**The problem:**
Every entry below must appear again, exactly as written.

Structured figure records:
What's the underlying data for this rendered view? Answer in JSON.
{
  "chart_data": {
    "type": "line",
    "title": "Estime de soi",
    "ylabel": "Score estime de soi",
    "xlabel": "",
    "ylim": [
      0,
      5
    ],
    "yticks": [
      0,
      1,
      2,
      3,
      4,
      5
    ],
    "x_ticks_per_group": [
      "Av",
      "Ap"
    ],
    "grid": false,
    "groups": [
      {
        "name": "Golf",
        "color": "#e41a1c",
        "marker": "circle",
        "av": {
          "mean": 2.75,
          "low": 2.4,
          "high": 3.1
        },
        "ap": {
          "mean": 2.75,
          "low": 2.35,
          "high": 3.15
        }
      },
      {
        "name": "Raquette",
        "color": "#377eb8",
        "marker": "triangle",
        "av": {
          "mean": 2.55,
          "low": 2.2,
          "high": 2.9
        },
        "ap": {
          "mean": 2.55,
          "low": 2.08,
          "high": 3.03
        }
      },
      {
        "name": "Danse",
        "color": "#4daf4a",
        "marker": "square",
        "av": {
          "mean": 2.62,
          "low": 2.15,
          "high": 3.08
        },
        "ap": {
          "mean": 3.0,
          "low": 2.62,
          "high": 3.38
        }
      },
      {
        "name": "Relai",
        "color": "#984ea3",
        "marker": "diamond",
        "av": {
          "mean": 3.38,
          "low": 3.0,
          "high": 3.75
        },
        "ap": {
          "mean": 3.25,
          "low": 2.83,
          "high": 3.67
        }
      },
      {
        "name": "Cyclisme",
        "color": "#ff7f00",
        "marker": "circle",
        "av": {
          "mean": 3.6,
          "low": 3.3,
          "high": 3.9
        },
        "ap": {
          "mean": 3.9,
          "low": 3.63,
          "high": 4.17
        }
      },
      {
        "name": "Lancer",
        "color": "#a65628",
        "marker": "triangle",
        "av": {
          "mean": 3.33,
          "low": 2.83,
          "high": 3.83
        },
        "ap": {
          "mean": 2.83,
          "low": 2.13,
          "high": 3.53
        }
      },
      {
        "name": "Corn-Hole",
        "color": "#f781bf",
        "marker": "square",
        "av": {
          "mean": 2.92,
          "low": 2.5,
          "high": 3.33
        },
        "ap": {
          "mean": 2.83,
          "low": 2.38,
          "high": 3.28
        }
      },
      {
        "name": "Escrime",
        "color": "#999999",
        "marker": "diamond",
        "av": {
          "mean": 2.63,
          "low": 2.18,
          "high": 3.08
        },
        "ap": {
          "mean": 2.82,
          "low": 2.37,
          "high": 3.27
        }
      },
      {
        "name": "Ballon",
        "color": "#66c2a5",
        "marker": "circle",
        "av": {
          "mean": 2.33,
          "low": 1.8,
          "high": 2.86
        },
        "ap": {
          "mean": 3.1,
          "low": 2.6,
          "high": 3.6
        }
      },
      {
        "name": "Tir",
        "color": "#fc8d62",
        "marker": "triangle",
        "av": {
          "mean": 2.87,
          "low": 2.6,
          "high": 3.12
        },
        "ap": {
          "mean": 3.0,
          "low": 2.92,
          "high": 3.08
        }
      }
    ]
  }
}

**Output for this task:**
What's the underlying data for this rendered view? Answer in JSON.
{
  "chart_data": {
    "type": "line",
    "title": "Estime de soi",
    "ylabel": "Score estime de soi",
    "xlabel": "",
    "ylim": [
      0,
      5
    ],
    "yticks": [
      0,
      1,
      2,
      3,
      4,
      5
    ],
    "x_ticks_per_group": [
      "Av",
      "Ap"
    ],
    "grid": false,
    "groups": [
      {
        "name": "Golf",
        "color": "#e41a1c",
        "marker": "circle",
        "av": {
          "mean": 2.75,
          "low": 2.4,
          "high": 3.1
        },
        "ap": {
          "mean": 2.75,
          "low": 2.35,
          "high": 3.15
        }
      },
      {
        "name": "Raquette",
        "color": "#377eb8",
        "marker": "triangle",
        "av": {
          "mean": 2.55,
          "low": 2.2,
          "high": 2.9
        },
        "ap": {
          "mean": 2.55,
          "low": 2.08,
          "high": 3.03
        }
      },
      {
        "name": "Danse",
        "color": "#4daf4a",
        "marker": "square",
        "av": {
          "mean": 2.62,
          "low": 2.15,
          "high": 3.08
        },
        "ap": {
          "mean": 3.0,
          "low": 2.62,
          "high": 3.38
        }
      },
      {
        "name": "Relai",
        "color": "#984ea3",
        "marker": "diamond",
        "av": {
          "mean": 3.38,
          "low": 3.0,
          "high": 3.75
        },
        "ap": {
          "mean": 3.25,
          "low": 2.83,
          "high": 3.67
        }
      },
      {
        "name": "Cyclisme",
        "color": "#ff7f00",
        "marker": "circle",
        "av": {
          "mean": 3.6,
          "low": 3.3,
          "high": 3.9
        },
        "ap": {
          "mean": 3.9,
          "low": 3.63,
          "high": 4.17
        }
      },
      {
        "name": "Lancer",
        "color": "#a65628",
        "marker": "triangle",
        "av": {
          "mean": 3.33,
          "low": 2.83,
          "high": 3.83
        },
        "ap": {
          "mean": 2.83,
          "low": 2.13,
          "high": 3.53
        }
      },
      {
        "name": "Corn-Hole",
        "color": "#f781bf",
        "marker": "square",
        "av": {
          "mean": 2.92,
          "low": 2.5,
          "high": 3.33
        },
        "ap": {
          "mean": 2.83,
          "low": 2.38,
          "high": 3.28
        }
      },
      {
        "name": "Escrime",
        "color": "#999999",
        "marker": "diamond",
        "av": {
          "mean": 2.63,
          "low": 2.18,
          "high": 3.08
        },
        "ap": {
          "mean": 2.82,
          "low": 2.37,
          "high": 3.27
        }
      },
      {
        "name": "Ballon",
        "color": "#66c2a5",
        "marker": "circle",
        "av": {
          "mean": 2.33,
          "low": 1.8,
          "high": 2.86
        },
        "ap": {
          "mean": 3.1,
          "low": 2.6,
          "high": 3.6
        }
      },
      {
        "name": "Tir",
        "color": "#fc8d62",
        "marker": "triangle",
        "av": {
          "mean": 2.87,
          "low": 2.6,
          "high": 3.12
        },
        "ap": {
          "mean": 3.0,
          "low": 2.92,
          "high": 3.08
        }
      }
    ]
  }
}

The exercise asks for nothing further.